[What is needed]
Scan each line of the records for the word "support" and extract the ones that have it.

[Task input]

● ● ● ● ● ● ●

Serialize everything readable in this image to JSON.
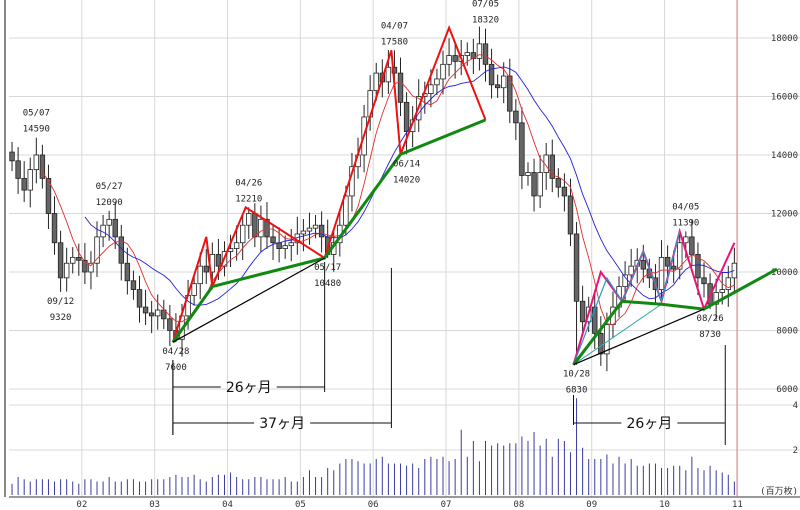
{
  "chart_data": {
    "type": "candlestick",
    "title": "",
    "period": "monthly",
    "start": "2001-01",
    "x_tick_labels": [
      "02",
      "03",
      "04",
      "05",
      "06",
      "07",
      "08",
      "09",
      "10",
      "11"
    ],
    "y_tick_labels": [
      "18000",
      "16000",
      "14000",
      "12000",
      "10000",
      "8000",
      "6000"
    ],
    "y_ticks": [
      18000,
      16000,
      14000,
      12000,
      10000,
      8000,
      6000
    ],
    "ylim": [
      5500,
      19300
    ],
    "volume_tick_labels": [
      "4",
      "2"
    ],
    "volume_ticks": [
      4,
      2
    ],
    "volume_unit_label": "(百万枚)",
    "close": [
      13800,
      13200,
      12800,
      13500,
      14000,
      13200,
      12000,
      11000,
      9800,
      10300,
      10500,
      10400,
      10000,
      10300,
      11200,
      11600,
      11800,
      11200,
      10300,
      9700,
      9400,
      8800,
      8600,
      8500,
      8700,
      8400,
      8000,
      7700,
      8500,
      9200,
      9600,
      10200,
      10000,
      10600,
      10200,
      10700,
      10800,
      11000,
      11600,
      12000,
      11200,
      11800,
      11200,
      11000,
      10800,
      10900,
      11000,
      11300,
      11400,
      11500,
      11600,
      11200,
      10600,
      11000,
      11600,
      12600,
      13600,
      14000,
      15300,
      16200,
      16800,
      16500,
      17000,
      16800,
      15800,
      14800,
      15200,
      16000,
      16100,
      16400,
      16600,
      17100,
      17400,
      17200,
      17400,
      17500,
      17300,
      17800,
      17100,
      16400,
      16300,
      16700,
      15500,
      15100,
      13300,
      13400,
      12600,
      13400,
      14000,
      13200,
      12900,
      12600,
      11300,
      9000,
      8300,
      8800,
      7900,
      7200,
      8200,
      8800,
      9500,
      9900,
      10200,
      10400,
      10100,
      9800,
      9400,
      10500,
      10200,
      10100,
      11000,
      11200,
      10600,
      9800,
      9600,
      8900,
      9300,
      9400,
      9800,
      10300
    ],
    "volume": [
      0.5,
      0.8,
      0.7,
      0.6,
      0.7,
      0.7,
      0.7,
      0.6,
      0.7,
      0.7,
      0.6,
      0.5,
      0.7,
      0.7,
      0.6,
      0.6,
      0.8,
      0.6,
      0.6,
      0.7,
      0.7,
      0.6,
      0.6,
      0.7,
      0.7,
      0.7,
      0.8,
      0.9,
      0.8,
      0.8,
      0.9,
      0.7,
      0.6,
      0.8,
      0.9,
      0.9,
      1.0,
      0.8,
      0.7,
      0.7,
      0.8,
      0.8,
      0.7,
      0.7,
      0.7,
      0.8,
      0.6,
      0.6,
      0.8,
      1.1,
      0.8,
      0.8,
      1.2,
      1.1,
      1.4,
      1.6,
      1.6,
      1.5,
      1.4,
      1.4,
      1.6,
      1.7,
      1.4,
      1.4,
      1.4,
      1.3,
      1.4,
      1.2,
      1.6,
      1.7,
      1.6,
      1.7,
      1.5,
      1.6,
      2.9,
      1.7,
      2.4,
      1.5,
      2.4,
      2.2,
      2.3,
      2.2,
      2.3,
      2.3,
      2.6,
      2.4,
      2.8,
      2.2,
      2.5,
      1.7,
      2.5,
      2.4,
      1.9,
      4.3,
      2.1,
      1.6,
      1.6,
      1.6,
      1.8,
      1.4,
      1.7,
      1.4,
      1.6,
      1.3,
      1.3,
      1.4,
      1.4,
      1.2,
      1.2,
      1.3,
      1.3,
      1.1,
      1.7,
      1.2,
      1.1,
      1.3,
      1.1,
      1.0,
      0.9,
      0.6
    ],
    "moving_averages": [
      {
        "name": "short",
        "period": 6,
        "color": "#e03030"
      },
      {
        "name": "long",
        "period": 13,
        "color": "#2020e0"
      }
    ],
    "extremes": [
      {
        "date": "05/07",
        "value": "14590",
        "month": 4,
        "price": 14590,
        "pos": "above"
      },
      {
        "date": "09/12",
        "value": "9320",
        "month": 8,
        "price": 9320,
        "pos": "below"
      },
      {
        "date": "05/27",
        "value": "12090",
        "month": 16,
        "price": 12090,
        "pos": "above"
      },
      {
        "date": "04/28",
        "value": "7600",
        "month": 27,
        "price": 7600,
        "pos": "below"
      },
      {
        "date": "04/26",
        "value": "12210",
        "month": 39,
        "price": 12210,
        "pos": "above"
      },
      {
        "date": "05/17",
        "value": "10480",
        "month": 52,
        "price": 10480,
        "pos": "below"
      },
      {
        "date": "04/07",
        "value": "17580",
        "month": 63,
        "price": 17580,
        "pos": "above"
      },
      {
        "date": "06/14",
        "value": "14020",
        "month": 65,
        "price": 14020,
        "pos": "below"
      },
      {
        "date": "07/05",
        "value": "18320",
        "month": 78,
        "price": 18320,
        "pos": "above"
      },
      {
        "date": "10/28",
        "value": "6830",
        "month": 93,
        "price": 6830,
        "pos": "below"
      },
      {
        "date": "04/05",
        "value": "11390",
        "month": 111,
        "price": 11390,
        "pos": "above"
      },
      {
        "date": "08/26",
        "value": "8730",
        "month": 115,
        "price": 8730,
        "pos": "below"
      }
    ],
    "trendlines": [
      {
        "name": "red-wave-1",
        "color": "#ee1111",
        "width": 2,
        "points": [
          [
            26.5,
            7600
          ],
          [
            32,
            11200
          ],
          [
            33,
            9500
          ],
          [
            38.5,
            12210
          ],
          [
            51.5,
            10480
          ]
        ]
      },
      {
        "name": "red-wave-2",
        "color": "#ee1111",
        "width": 2,
        "points": [
          [
            51.5,
            10480
          ],
          [
            62.5,
            17580
          ],
          [
            64,
            14020
          ],
          [
            72,
            18350
          ],
          [
            78,
            15200
          ]
        ]
      },
      {
        "name": "green-support-1",
        "color": "#118811",
        "width": 3,
        "points": [
          [
            26.5,
            7600
          ],
          [
            33,
            9500
          ],
          [
            51.5,
            10480
          ],
          [
            64,
            14020
          ],
          [
            78,
            15200
          ]
        ]
      },
      {
        "name": "black-support-1",
        "color": "#000000",
        "width": 1.2,
        "points": [
          [
            26.5,
            7600
          ],
          [
            51.5,
            10480
          ]
        ]
      },
      {
        "name": "pink-wave",
        "color": "#ee1177",
        "width": 2,
        "points": [
          [
            92.5,
            6830
          ],
          [
            97,
            10000
          ],
          [
            100.5,
            9000
          ],
          [
            104,
            10700
          ],
          [
            107,
            9000
          ],
          [
            110,
            11390
          ],
          [
            114,
            8730
          ],
          [
            119,
            11000
          ]
        ]
      },
      {
        "name": "cyan-fan-1",
        "color": "#2299cc",
        "width": 1.2,
        "points": [
          [
            92.5,
            6830
          ],
          [
            98,
            9800
          ],
          [
            100.5,
            9000
          ],
          [
            104,
            10700
          ],
          [
            107,
            9000
          ],
          [
            110,
            11390
          ]
        ]
      },
      {
        "name": "cyan-fan-2",
        "color": "#33aaaa",
        "width": 1,
        "points": [
          [
            92.5,
            6830
          ],
          [
            107,
            8900
          ]
        ]
      },
      {
        "name": "green-support-2",
        "color": "#118811",
        "width": 3,
        "points": [
          [
            92.5,
            6830
          ],
          [
            100.5,
            9000
          ],
          [
            107,
            8900
          ],
          [
            114,
            8730
          ],
          [
            126,
            10100
          ]
        ]
      },
      {
        "name": "black-support-2",
        "color": "#000000",
        "width": 1.2,
        "points": [
          [
            92.5,
            6830
          ],
          [
            114,
            8730
          ]
        ]
      }
    ],
    "measurements": [
      {
        "label": "26ヶ月",
        "from_month": 26.5,
        "to_month": 51.5
      },
      {
        "label": "37ヶ月",
        "from_month": 26.5,
        "to_month": 62.5
      },
      {
        "label": "26ヶ月",
        "from_month": 92.5,
        "to_month": 117.5
      }
    ],
    "colors": {
      "up_body": "#ffffff",
      "down_body": "#666666",
      "volume": "#3a3aa0",
      "grid": "#d8d8d8",
      "current_marker": "#e08080"
    }
  }
}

● ● ● ● ● ● ●

[Finished task]
        "name": "green-support-1",
        "name": "black-support-1",
        "name": "green-support-2",
        "name": "black-support-2",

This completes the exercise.